* _Your instructions_: Every record should be written out exactly, with the pictures left out.

* _Listed records_:
========================================================================
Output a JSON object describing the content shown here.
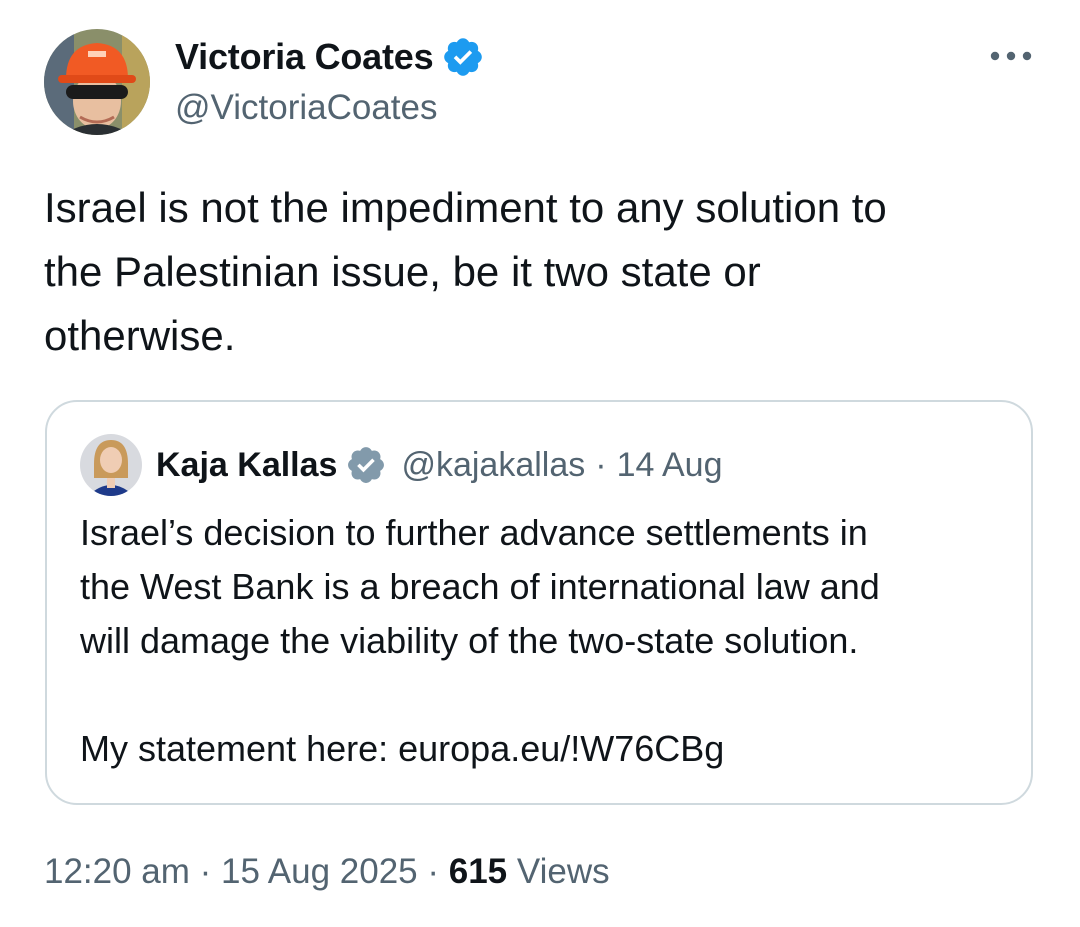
{
  "author": {
    "name": "Victoria Coates",
    "handle": "@VictoriaCoates",
    "avatar_icon": "hardhat-person-avatar",
    "verified_icon": "blue-verified-badge-icon",
    "verified_color": "#1d9bf0"
  },
  "more_icon": "more-horizontal-icon",
  "tweet_text": "Israel is not the impediment to any solution to\nthe Palestinian issue, be it two state or\notherwise.",
  "quoted": {
    "name": "Kaja Kallas",
    "verified_icon": "grey-verified-badge-icon",
    "verified_color": "#829aab",
    "handle": "@kajakallas",
    "separator": "·",
    "date": "14 Aug",
    "text": "Israel’s decision to further advance settlements in\nthe West Bank is a breach of international law and\nwill damage the viability of the two-state solution.\n\nMy statement here: europa.eu/!W76CBg"
  },
  "meta": {
    "time": "12:20 am",
    "sep1": " · ",
    "date": "15 Aug 2025",
    "sep2": " · ",
    "views_count": "615",
    "views_label": " Views"
  },
  "colors": {
    "text_primary": "#0f1419",
    "text_secondary": "#536471",
    "border": "#cfd9de"
  }
}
========================================================================
* _Output below_:
Output a JSON object describing the content shown here.
{
  "author": {
    "name": "Victoria Coates",
    "handle": "@VictoriaCoates",
    "avatar_icon": "hardhat-person-avatar",
    "verified_icon": "blue-verified-badge-icon",
    "verified_color": "#1d9bf0"
  },
  "more_icon": "more-horizontal-icon",
  "tweet_text": "Israel is not the impediment to any solution to\nthe Palestinian issue, be it two state or\notherwise.",
  "quoted": {
    "name": "Kaja Kallas",
    "verified_icon": "grey-verified-badge-icon",
    "verified_color": "#829aab",
    "handle": "@kajakallas",
    "separator": "·",
    "date": "14 Aug",
    "text": "Israel’s decision to further advance settlements in\nthe West Bank is a breach of international law and\nwill damage the viability of the two-state solution.\n\nMy statement here: europa.eu/!W76CBg"
  },
  "meta": {
    "time": "12:20 am",
    "sep1": " · ",
    "date": "15 Aug 2025",
    "sep2": " · ",
    "views_count": "615",
    "views_label": " Views"
  },
  "colors": {
    "text_primary": "#0f1419",
    "text_secondary": "#536471",
    "border": "#cfd9de"
  }
}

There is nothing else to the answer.